[Records]
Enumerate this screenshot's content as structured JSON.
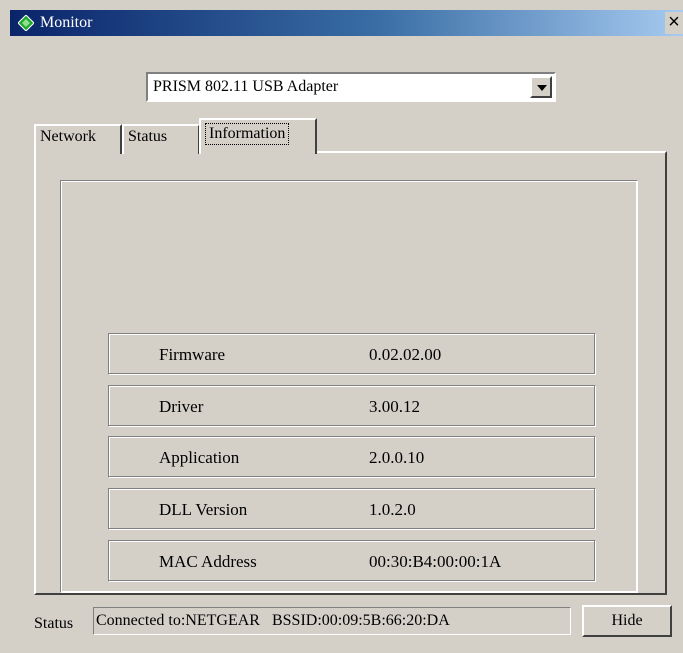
{
  "window": {
    "title": "Monitor",
    "close_glyph": "×"
  },
  "adapter": {
    "selected": "PRISM 802.11 USB Adapter"
  },
  "tabs": [
    {
      "label": "Network",
      "active": false
    },
    {
      "label": "Status",
      "active": false
    },
    {
      "label": "Information",
      "active": true
    }
  ],
  "information": {
    "rows": [
      {
        "label": "Firmware",
        "value": "0.02.02.00"
      },
      {
        "label": "Driver",
        "value": "3.00.12"
      },
      {
        "label": "Application",
        "value": "2.0.0.10"
      },
      {
        "label": "DLL Version",
        "value": "1.0.2.0"
      },
      {
        "label": "MAC Address",
        "value": "00:30:B4:00:00:1A"
      }
    ]
  },
  "statusbar": {
    "label": "Status",
    "text": "Connected to:NETGEAR   BSSID:00:09:5B:66:20:DA",
    "hide_label": "Hide"
  },
  "colors": {
    "titlebar_start": "#0a246a",
    "titlebar_end": "#a6caf0",
    "face": "#d4d0c8",
    "icon_green": "#1fa82f"
  },
  "icons": {
    "title": "app-diamond-icon",
    "close": "close-icon",
    "dropdown": "chevron-down-icon"
  }
}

• _Instructions to follow_
Looking at the records above, say how many lines hold the string "value". Write nothing but the number.

• _Answer to this task_
5